Data supplied:
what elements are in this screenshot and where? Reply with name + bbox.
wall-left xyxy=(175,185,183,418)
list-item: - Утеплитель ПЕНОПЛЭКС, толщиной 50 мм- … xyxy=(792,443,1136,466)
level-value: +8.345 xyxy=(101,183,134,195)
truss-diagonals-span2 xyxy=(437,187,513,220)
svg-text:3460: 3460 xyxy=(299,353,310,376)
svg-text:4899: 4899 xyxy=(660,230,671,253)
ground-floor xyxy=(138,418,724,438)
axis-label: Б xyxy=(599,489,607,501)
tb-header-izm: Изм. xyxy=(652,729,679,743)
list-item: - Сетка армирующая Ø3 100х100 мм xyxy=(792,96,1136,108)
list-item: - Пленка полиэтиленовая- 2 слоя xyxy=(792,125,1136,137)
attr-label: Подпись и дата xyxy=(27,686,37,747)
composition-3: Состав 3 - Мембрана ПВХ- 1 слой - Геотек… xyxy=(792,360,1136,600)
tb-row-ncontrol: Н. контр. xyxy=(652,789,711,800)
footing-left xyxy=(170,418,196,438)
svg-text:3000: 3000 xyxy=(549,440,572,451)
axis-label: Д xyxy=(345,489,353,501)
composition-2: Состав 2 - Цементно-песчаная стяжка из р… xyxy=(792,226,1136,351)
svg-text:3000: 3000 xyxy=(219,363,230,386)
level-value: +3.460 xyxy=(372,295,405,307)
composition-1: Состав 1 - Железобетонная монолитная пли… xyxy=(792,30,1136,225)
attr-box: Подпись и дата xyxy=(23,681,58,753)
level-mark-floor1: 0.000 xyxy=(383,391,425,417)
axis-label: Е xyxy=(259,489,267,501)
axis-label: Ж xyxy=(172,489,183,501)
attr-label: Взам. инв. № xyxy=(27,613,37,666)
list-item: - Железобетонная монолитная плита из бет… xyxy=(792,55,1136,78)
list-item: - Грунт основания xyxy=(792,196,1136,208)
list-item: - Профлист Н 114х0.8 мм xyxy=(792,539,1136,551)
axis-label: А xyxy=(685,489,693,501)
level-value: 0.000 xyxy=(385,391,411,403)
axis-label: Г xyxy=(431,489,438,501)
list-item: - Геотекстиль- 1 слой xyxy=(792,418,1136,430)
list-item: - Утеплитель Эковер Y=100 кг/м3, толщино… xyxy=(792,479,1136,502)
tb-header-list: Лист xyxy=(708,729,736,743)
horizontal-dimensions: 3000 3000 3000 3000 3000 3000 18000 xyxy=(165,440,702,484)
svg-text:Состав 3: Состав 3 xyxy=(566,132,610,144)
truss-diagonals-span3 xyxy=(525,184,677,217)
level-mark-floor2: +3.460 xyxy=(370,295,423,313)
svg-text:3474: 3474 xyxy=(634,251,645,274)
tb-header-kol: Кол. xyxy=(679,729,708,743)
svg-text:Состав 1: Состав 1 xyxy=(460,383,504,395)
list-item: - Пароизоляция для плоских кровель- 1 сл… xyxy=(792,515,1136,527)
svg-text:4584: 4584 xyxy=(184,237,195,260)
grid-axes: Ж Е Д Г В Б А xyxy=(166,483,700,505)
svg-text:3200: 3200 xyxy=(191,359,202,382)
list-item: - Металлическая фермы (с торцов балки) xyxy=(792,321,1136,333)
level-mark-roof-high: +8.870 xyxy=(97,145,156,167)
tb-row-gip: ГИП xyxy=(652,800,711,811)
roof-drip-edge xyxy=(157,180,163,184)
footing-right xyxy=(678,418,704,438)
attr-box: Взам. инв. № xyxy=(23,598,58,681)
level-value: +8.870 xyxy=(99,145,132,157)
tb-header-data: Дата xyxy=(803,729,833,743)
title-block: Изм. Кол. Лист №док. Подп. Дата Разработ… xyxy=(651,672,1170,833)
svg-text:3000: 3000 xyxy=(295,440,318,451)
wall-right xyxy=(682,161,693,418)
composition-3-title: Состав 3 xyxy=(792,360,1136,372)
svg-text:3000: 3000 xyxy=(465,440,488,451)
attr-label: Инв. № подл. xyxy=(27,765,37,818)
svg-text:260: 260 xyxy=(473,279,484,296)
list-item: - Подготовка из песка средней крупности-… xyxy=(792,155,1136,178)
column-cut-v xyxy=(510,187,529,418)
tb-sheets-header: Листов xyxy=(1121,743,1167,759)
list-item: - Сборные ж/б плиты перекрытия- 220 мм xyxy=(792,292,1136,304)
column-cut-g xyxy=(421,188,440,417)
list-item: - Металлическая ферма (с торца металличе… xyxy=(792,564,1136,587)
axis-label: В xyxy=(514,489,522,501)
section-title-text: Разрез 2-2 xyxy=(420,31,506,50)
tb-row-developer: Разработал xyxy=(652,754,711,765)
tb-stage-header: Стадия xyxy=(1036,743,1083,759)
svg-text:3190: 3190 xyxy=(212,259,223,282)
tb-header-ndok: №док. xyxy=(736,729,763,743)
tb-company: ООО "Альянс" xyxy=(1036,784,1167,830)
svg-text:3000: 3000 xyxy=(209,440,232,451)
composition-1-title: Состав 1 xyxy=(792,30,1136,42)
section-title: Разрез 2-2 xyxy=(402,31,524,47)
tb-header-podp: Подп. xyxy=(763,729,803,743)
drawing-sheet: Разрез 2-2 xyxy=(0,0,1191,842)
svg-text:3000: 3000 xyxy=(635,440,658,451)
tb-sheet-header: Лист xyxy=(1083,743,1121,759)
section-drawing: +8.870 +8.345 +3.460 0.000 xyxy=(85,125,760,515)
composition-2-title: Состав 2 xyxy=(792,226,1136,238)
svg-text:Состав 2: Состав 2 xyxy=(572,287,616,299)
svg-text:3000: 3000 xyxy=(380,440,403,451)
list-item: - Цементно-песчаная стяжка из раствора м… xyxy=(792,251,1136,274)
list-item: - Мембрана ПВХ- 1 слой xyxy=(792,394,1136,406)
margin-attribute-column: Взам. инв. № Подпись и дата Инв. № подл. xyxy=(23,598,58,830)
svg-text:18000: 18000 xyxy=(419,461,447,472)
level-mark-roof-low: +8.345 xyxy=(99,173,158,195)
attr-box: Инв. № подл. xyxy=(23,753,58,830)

What you need to do:
In the data from the start through the line with "svg-text:4584: 4584 xyxy=(184,237,195,260)", swap "ground-floor" for "base-floor" and return those lines with nothing else altered.

Final result:
what elements are in this screenshot and where? Reply with name + bbox.
wall-left xyxy=(175,185,183,418)
list-item: - Утеплитель ПЕНОПЛЭКС, толщиной 50 мм- … xyxy=(792,443,1136,466)
level-value: +8.345 xyxy=(101,183,134,195)
truss-diagonals-span2 xyxy=(437,187,513,220)
svg-text:3460: 3460 xyxy=(299,353,310,376)
svg-text:4899: 4899 xyxy=(660,230,671,253)
base-floor xyxy=(138,418,724,438)
axis-label: Б xyxy=(599,489,607,501)
tb-header-izm: Изм. xyxy=(652,729,679,743)
list-item: - Сетка армирующая Ø3 100х100 мм xyxy=(792,96,1136,108)
list-item: - Пленка полиэтиленовая- 2 слоя xyxy=(792,125,1136,137)
attr-label: Подпись и дата xyxy=(27,686,37,747)
composition-3: Состав 3 - Мембрана ПВХ- 1 слой - Геотек… xyxy=(792,360,1136,600)
tb-row-ncontrol: Н. контр. xyxy=(652,789,711,800)
footing-left xyxy=(170,418,196,438)
svg-text:3000: 3000 xyxy=(549,440,572,451)
axis-label: Д xyxy=(345,489,353,501)
composition-2: Состав 2 - Цементно-песчаная стяжка из р… xyxy=(792,226,1136,351)
svg-text:3000: 3000 xyxy=(219,363,230,386)
level-value: +3.460 xyxy=(372,295,405,307)
composition-1: Состав 1 - Железобетонная монолитная пли… xyxy=(792,30,1136,225)
attr-box: Подпись и дата xyxy=(23,681,58,753)
level-mark-floor1: 0.000 xyxy=(383,391,425,417)
axis-label: Е xyxy=(259,489,267,501)
axis-label: Ж xyxy=(172,489,183,501)
attr-label: Взам. инв. № xyxy=(27,613,37,666)
list-item: - Железобетонная монолитная плита из бет… xyxy=(792,55,1136,78)
list-item: - Грунт основания xyxy=(792,196,1136,208)
list-item: - Профлист Н 114х0.8 мм xyxy=(792,539,1136,551)
axis-label: А xyxy=(685,489,693,501)
level-value: 0.000 xyxy=(385,391,411,403)
axis-label: Г xyxy=(431,489,438,501)
list-item: - Геотекстиль- 1 слой xyxy=(792,418,1136,430)
list-item: - Утеплитель Эковер Y=100 кг/м3, толщино… xyxy=(792,479,1136,502)
tb-header-list: Лист xyxy=(708,729,736,743)
horizontal-dimensions: 3000 3000 3000 3000 3000 3000 18000 xyxy=(165,440,702,484)
svg-text:Состав 3: Состав 3 xyxy=(566,132,610,144)
truss-diagonals-span3 xyxy=(525,184,677,217)
level-mark-floor2: +3.460 xyxy=(370,295,423,313)
svg-text:3474: 3474 xyxy=(634,251,645,274)
tb-header-kol: Кол. xyxy=(679,729,708,743)
svg-text:Состав 1: Состав 1 xyxy=(460,383,504,395)
list-item: - Пароизоляция для плоских кровель- 1 сл… xyxy=(792,515,1136,527)
svg-text:4584: 4584 xyxy=(184,237,195,260)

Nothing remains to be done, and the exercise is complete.